**What is being asked**
Among the entries below, find the lines with "actress" and copy them.

**Extracted data entries**
* start *

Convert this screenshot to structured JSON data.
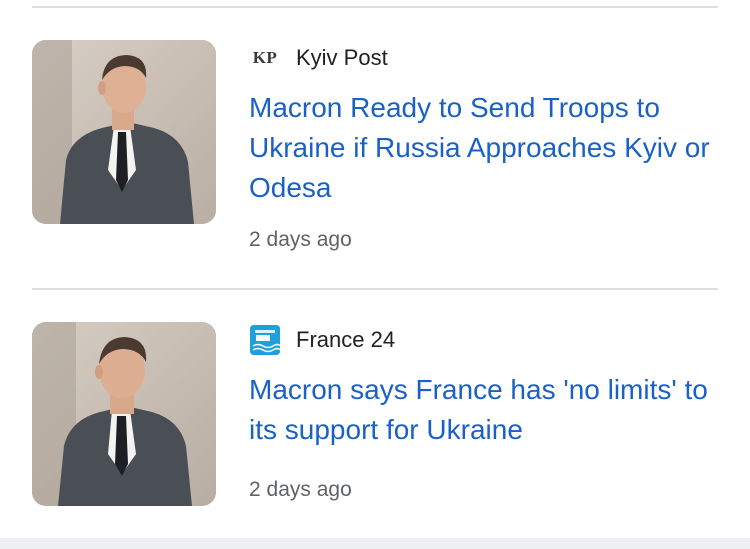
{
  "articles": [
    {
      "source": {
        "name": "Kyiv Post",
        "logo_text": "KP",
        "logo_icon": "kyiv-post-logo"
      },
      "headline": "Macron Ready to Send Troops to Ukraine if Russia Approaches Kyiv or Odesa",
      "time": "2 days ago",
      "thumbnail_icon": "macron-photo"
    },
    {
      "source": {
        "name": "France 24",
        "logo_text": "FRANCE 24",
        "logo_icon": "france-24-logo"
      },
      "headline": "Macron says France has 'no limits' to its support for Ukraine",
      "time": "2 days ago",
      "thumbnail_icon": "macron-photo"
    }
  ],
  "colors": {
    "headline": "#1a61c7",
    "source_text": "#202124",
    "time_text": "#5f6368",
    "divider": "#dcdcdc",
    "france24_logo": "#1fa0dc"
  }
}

* end *
* start *

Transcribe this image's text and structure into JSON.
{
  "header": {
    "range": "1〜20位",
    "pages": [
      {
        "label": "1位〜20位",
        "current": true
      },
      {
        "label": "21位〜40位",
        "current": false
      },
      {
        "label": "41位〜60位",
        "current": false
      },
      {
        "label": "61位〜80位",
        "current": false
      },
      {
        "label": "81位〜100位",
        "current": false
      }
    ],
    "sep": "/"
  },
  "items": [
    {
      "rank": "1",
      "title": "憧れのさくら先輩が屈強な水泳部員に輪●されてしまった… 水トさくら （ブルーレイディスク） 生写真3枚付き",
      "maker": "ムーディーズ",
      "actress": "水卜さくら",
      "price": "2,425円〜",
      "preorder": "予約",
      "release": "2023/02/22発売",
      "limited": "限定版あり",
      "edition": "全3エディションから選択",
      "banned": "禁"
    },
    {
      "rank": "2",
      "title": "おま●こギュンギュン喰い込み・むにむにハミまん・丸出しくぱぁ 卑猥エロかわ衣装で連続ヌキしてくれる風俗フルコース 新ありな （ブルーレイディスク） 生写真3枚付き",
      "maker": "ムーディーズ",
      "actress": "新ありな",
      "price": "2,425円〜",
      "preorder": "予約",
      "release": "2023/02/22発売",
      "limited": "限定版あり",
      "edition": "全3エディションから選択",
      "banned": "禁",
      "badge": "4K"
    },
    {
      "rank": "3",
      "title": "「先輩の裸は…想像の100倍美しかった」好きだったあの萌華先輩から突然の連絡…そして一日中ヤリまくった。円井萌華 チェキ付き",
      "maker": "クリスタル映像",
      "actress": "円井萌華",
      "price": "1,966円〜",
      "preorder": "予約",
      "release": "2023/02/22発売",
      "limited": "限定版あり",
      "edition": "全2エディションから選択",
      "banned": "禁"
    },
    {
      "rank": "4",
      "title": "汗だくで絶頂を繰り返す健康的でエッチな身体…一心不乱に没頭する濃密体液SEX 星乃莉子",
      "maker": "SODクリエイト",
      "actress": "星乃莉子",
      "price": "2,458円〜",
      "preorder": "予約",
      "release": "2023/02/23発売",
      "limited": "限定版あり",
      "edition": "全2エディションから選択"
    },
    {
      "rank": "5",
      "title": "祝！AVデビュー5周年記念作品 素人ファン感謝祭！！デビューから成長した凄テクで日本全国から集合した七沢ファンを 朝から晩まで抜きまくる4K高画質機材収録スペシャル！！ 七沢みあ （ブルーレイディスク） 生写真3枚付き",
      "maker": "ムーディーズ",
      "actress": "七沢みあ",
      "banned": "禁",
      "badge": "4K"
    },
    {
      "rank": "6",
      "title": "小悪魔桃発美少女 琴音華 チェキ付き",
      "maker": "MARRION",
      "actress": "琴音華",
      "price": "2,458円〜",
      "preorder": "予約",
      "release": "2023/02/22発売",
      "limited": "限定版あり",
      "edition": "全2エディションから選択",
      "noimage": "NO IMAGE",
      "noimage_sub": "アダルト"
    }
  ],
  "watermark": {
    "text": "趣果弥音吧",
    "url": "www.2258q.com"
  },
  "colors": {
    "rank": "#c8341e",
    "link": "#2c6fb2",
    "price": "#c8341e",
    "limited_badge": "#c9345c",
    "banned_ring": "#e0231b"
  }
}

* end *
* start *

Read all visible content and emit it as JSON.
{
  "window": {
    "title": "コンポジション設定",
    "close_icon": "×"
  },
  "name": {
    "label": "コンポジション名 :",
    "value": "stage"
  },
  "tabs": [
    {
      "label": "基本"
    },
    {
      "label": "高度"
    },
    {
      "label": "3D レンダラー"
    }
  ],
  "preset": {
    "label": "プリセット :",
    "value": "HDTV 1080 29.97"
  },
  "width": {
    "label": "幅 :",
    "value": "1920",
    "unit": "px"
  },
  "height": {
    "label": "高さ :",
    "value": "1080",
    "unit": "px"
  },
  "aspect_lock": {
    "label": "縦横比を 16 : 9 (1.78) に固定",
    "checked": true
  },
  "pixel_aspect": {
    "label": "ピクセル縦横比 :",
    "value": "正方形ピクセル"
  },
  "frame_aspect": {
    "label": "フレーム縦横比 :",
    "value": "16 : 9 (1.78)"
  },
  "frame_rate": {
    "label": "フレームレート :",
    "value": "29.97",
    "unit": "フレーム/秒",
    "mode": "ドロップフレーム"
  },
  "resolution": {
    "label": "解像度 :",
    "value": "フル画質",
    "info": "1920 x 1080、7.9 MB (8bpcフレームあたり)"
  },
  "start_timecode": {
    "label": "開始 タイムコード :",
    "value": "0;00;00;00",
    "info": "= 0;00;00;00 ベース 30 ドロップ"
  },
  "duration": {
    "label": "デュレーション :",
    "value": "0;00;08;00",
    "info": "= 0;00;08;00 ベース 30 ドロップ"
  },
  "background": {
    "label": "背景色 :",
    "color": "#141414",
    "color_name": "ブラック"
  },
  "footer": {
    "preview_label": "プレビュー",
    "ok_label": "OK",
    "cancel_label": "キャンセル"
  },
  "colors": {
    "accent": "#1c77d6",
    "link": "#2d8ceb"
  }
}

* end *

**Expected output**
      "actress": "水卜さくら",
      "actress": "新ありな",
      "actress": "円井萌華",
      "actress": "星乃莉子",
      "actress": "七沢みあ",
      "actress": "琴音華",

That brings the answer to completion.